▶ [Extracted material]:
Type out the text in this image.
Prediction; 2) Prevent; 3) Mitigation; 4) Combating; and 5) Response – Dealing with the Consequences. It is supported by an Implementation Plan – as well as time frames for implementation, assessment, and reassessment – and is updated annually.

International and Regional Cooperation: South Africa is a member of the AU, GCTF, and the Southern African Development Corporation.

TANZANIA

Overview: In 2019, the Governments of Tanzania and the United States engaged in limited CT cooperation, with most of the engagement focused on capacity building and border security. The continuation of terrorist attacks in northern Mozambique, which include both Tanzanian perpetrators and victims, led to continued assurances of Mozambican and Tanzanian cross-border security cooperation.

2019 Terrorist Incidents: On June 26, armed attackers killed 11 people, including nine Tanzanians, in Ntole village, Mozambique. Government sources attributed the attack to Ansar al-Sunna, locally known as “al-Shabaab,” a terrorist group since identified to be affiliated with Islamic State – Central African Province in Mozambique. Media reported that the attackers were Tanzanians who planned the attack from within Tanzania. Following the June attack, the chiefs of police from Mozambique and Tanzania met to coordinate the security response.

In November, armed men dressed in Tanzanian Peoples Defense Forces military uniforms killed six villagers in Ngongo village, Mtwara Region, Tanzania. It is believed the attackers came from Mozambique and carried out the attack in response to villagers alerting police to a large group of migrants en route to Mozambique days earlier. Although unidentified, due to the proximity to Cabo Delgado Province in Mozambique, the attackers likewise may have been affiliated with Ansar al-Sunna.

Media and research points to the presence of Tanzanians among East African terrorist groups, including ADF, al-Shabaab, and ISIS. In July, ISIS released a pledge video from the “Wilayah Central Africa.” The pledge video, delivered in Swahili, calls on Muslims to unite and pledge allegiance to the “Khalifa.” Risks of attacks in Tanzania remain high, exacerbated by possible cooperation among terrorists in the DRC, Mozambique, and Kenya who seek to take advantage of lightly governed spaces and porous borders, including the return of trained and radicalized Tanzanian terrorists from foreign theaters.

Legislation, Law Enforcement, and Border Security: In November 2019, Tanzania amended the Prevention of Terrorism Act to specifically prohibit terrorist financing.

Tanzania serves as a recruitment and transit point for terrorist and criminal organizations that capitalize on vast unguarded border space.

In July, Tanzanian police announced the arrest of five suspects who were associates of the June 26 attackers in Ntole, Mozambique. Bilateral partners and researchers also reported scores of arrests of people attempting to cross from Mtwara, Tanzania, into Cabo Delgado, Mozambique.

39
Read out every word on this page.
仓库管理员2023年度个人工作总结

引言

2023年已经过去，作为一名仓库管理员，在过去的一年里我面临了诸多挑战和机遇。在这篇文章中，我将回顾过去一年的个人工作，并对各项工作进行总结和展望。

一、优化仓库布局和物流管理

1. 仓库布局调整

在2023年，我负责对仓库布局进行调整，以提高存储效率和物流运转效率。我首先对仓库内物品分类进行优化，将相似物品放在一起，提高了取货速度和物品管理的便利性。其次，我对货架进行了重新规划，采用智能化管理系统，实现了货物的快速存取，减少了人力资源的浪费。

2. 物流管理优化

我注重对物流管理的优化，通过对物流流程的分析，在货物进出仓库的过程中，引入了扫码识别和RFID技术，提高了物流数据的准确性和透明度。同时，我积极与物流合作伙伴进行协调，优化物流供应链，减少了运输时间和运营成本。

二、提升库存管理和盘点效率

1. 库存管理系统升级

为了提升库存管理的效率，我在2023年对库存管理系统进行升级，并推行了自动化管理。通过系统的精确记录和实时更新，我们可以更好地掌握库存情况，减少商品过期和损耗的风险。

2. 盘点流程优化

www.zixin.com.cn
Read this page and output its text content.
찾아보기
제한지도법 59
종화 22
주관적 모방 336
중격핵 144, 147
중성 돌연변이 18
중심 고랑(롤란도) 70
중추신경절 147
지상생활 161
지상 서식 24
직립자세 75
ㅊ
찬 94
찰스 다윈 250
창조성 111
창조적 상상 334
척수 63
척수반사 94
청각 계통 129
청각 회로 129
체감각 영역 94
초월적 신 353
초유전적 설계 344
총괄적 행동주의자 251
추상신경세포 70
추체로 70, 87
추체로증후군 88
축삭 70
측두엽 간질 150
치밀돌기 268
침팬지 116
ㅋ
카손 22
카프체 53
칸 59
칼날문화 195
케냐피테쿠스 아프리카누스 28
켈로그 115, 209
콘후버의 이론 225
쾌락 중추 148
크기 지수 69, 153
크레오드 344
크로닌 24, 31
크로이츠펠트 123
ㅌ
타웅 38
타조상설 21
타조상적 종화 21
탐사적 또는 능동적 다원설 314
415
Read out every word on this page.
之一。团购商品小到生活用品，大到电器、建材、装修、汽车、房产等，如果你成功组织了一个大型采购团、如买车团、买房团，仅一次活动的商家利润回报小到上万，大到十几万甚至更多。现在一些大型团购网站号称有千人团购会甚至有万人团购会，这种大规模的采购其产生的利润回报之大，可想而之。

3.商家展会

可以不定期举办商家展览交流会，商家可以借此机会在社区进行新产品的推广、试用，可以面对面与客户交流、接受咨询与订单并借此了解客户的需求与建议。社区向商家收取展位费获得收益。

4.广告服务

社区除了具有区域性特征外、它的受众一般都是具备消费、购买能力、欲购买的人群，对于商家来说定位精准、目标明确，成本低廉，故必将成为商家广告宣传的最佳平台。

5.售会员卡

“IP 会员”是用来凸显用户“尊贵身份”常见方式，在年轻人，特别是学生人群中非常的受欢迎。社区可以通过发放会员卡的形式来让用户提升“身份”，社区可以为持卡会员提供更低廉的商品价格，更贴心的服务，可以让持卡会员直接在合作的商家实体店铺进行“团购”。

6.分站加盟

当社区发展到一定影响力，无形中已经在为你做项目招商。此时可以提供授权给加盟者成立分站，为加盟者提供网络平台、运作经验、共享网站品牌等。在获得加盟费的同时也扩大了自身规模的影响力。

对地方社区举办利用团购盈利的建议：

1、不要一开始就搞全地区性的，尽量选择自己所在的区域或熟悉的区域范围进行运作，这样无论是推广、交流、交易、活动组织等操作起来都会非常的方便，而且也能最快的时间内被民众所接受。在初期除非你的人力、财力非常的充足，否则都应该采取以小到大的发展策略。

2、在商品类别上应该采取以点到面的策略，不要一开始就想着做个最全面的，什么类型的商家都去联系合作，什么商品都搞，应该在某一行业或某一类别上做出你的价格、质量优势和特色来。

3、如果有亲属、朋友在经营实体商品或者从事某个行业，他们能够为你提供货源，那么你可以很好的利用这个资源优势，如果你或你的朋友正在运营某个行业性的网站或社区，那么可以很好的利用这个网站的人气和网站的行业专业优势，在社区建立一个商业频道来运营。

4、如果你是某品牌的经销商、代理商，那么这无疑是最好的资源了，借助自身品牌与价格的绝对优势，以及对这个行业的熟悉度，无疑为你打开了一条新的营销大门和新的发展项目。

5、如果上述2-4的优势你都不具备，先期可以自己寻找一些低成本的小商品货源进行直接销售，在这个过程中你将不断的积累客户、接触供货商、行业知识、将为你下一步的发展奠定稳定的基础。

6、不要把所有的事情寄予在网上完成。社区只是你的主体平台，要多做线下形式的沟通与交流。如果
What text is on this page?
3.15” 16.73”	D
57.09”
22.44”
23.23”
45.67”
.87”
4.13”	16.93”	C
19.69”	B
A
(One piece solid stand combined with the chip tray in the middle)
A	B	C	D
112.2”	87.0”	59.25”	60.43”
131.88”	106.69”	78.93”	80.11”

▶ [Prompt]: Write the whole listing out again. Keep every line exactly as it is.

▶ [Written solution]:
Type out the text in this image.
Prediction; 2) Prevent; 3) Mitigation; 4) Combating; and 5) Response – Dealing with the Consequences. It is supported by an Implementation Plan – as well as time frames for implementation, assessment, and reassessment – and is updated annually.

International and Regional Cooperation: South Africa is a member of the AU, GCTF, and the Southern African Development Corporation.

TANZANIA

Overview: In 2019, the Governments of Tanzania and the United States engaged in limited CT cooperation, with most of the engagement focused on capacity building and border security. The continuation of terrorist attacks in northern Mozambique, which include both Tanzanian perpetrators and victims, led to continued assurances of Mozambican and Tanzanian cross-border security cooperation.

2019 Terrorist Incidents: On June 26, armed attackers killed 11 people, including nine Tanzanians, in Ntole village, Mozambique. Government sources attributed the attack to Ansar al-Sunna, locally known as “al-Shabaab,” a terrorist group since identified to be affiliated with Islamic State – Central African Province in Mozambique. Media reported that the attackers were Tanzanians who planned the attack from within Tanzania. Following the June attack, the chiefs of police from Mozambique and Tanzania met to coordinate the security response.

In November, armed men dressed in Tanzanian Peoples Defense Forces military uniforms killed six villagers in Ngongo village, Mtwara Region, Tanzania. It is believed the attackers came from Mozambique and carried out the attack in response to villagers alerting police to a large group of migrants en route to Mozambique days earlier. Although unidentified, due to the proximity to Cabo Delgado Province in Mozambique, the attackers likewise may have been affiliated with Ansar al-Sunna.

Media and research points to the presence of Tanzanians among East African terrorist groups, including ADF, al-Shabaab, and ISIS. In July, ISIS released a pledge video from the “Wilayah Central Africa.” The pledge video, delivered in Swahili, calls on Muslims to unite and pledge allegiance to the “Khalifa.” Risks of attacks in Tanzania remain high, exacerbated by possible cooperation among terrorists in the DRC, Mozambique, and Kenya who seek to take advantage of lightly governed spaces and porous borders, including the return of trained and radicalized Tanzanian terrorists from foreign theaters.

Legislation, Law Enforcement, and Border Security: In November 2019, Tanzania amended the Prevention of Terrorism Act to specifically prohibit terrorist financing.

Tanzania serves as a recruitment and transit point for terrorist and criminal organizations that capitalize on vast unguarded border space.

In July, Tanzanian police announced the arrest of five suspects who were associates of the June 26 attackers in Ntole, Mozambique. Bilateral partners and researchers also reported scores of arrests of people attempting to cross from Mtwara, Tanzania, into Cabo Delgado, Mozambique.

39
Read out every word on this page.
仓库管理员2023年度个人工作总结

引言

2023年已经过去，作为一名仓库管理员，在过去的一年里我面临了诸多挑战和机遇。在这篇文章中，我将回顾过去一年的个人工作，并对各项工作进行总结和展望。

一、优化仓库布局和物流管理

1. 仓库布局调整

在2023年，我负责对仓库布局进行调整，以提高存储效率和物流运转效率。我首先对仓库内物品分类进行优化，将相似物品放在一起，提高了取货速度和物品管理的便利性。其次，我对货架进行了重新规划，采用智能化管理系统，实现了货物的快速存取，减少了人力资源的浪费。

2. 物流管理优化

我注重对物流管理的优化，通过对物流流程的分析，在货物进出仓库的过程中，引入了扫码识别和RFID技术，提高了物流数据的准确性和透明度。同时，我积极与物流合作伙伴进行协调，优化物流供应链，减少了运输时间和运营成本。

二、提升库存管理和盘点效率

1. 库存管理系统升级

为了提升库存管理的效率，我在2023年对库存管理系统进行升级，并推行了自动化管理。通过系统的精确记录和实时更新，我们可以更好地掌握库存情况，减少商品过期和损耗的风险。

2. 盘点流程优化

www.zixin.com.cn
Read this page and output its text content.
찾아보기
제한지도법 59
종화 22
주관적 모방 336
중격핵 144, 147
중성 돌연변이 18
중심 고랑(롤란도) 70
중추신경절 147
지상생활 161
지상 서식 24
직립자세 75
ㅊ
찬 94
찰스 다윈 250
창조성 111
창조적 상상 334
척수 63
척수반사 94
청각 계통 129
청각 회로 129
체감각 영역 94
초월적 신 353
초유전적 설계 344
총괄적 행동주의자 251
추상신경세포 70
추체로 70, 87
추체로증후군 88
축삭 70
측두엽 간질 150
치밀돌기 268
침팬지 116
ㅋ
카손 22
카프체 53
칸 59
칼날문화 195
케냐피테쿠스 아프리카누스 28
켈로그 115, 209
콘후버의 이론 225
쾌락 중추 148
크기 지수 69, 153
크레오드 344
크로닌 24, 31
크로이츠펠트 123
ㅌ
타웅 38
타조상설 21
타조상적 종화 21
탐사적 또는 능동적 다원설 314
415
Read out every word on this page.
之一。团购商品小到生活用品，大到电器、建材、装修、汽车、房产等，如果你成功组织了一个大型采购团、如买车团、买房团，仅一次活动的商家利润回报小到上万，大到十几万甚至更多。现在一些大型团购网站号称有千人团购会甚至有万人团购会，这种大规模的采购其产生的利润回报之大，可想而之。

3.商家展会

可以不定期举办商家展览交流会，商家可以借此机会在社区进行新产品的推广、试用，可以面对面与客户交流、接受咨询与订单并借此了解客户的需求与建议。社区向商家收取展位费获得收益。

4.广告服务

社区除了具有区域性特征外、它的受众一般都是具备消费、购买能力、欲购买的人群，对于商家来说定位精准、目标明确，成本低廉，故必将成为商家广告宣传的最佳平台。

5.售会员卡

“IP 会员”是用来凸显用户“尊贵身份”常见方式，在年轻人，特别是学生人群中非常的受欢迎。社区可以通过发放会员卡的形式来让用户提升“身份”，社区可以为持卡会员提供更低廉的商品价格，更贴心的服务，可以让持卡会员直接在合作的商家实体店铺进行“团购”。

6.分站加盟

当社区发展到一定影响力，无形中已经在为你做项目招商。此时可以提供授权给加盟者成立分站，为加盟者提供网络平台、运作经验、共享网站品牌等。在获得加盟费的同时也扩大了自身规模的影响力。

对地方社区举办利用团购盈利的建议：

1、不要一开始就搞全地区性的，尽量选择自己所在的区域或熟悉的区域范围进行运作，这样无论是推广、交流、交易、活动组织等操作起来都会非常的方便，而且也能最快的时间内被民众所接受。在初期除非你的人力、财力非常的充足，否则都应该采取以小到大的发展策略。

2、在商品类别上应该采取以点到面的策略，不要一开始就想着做个最全面的，什么类型的商家都去联系合作，什么商品都搞，应该在某一行业或某一类别上做出你的价格、质量优势和特色来。

3、如果有亲属、朋友在经营实体商品或者从事某个行业，他们能够为你提供货源，那么你可以很好的利用这个资源优势，如果你或你的朋友正在运营某个行业性的网站或社区，那么可以很好的利用这个网站的人气和网站的行业专业优势，在社区建立一个商业频道来运营。

4、如果你是某品牌的经销商、代理商，那么这无疑是最好的资源了，借助自身品牌与价格的绝对优势，以及对这个行业的熟悉度，无疑为你打开了一条新的营销大门和新的发展项目。

5、如果上述2-4的优势你都不具备，先期可以自己寻找一些低成本的小商品货源进行直接销售，在这个过程中你将不断的积累客户、接触供货商、行业知识、将为你下一步的发展奠定稳定的基础。

6、不要把所有的事情寄予在网上完成。社区只是你的主体平台，要多做线下形式的沟通与交流。如果
What text is on this page?
3.15” 16.73”	D
57.09”
22.44”
23.23”
45.67”
.87”
4.13”	16.93”	C
19.69”	B
A
(One piece solid stand combined with the chip tray in the middle)
A	B	C	D
112.2”	87.0”	59.25”	60.43”
131.88”	106.69”	78.93”	80.11”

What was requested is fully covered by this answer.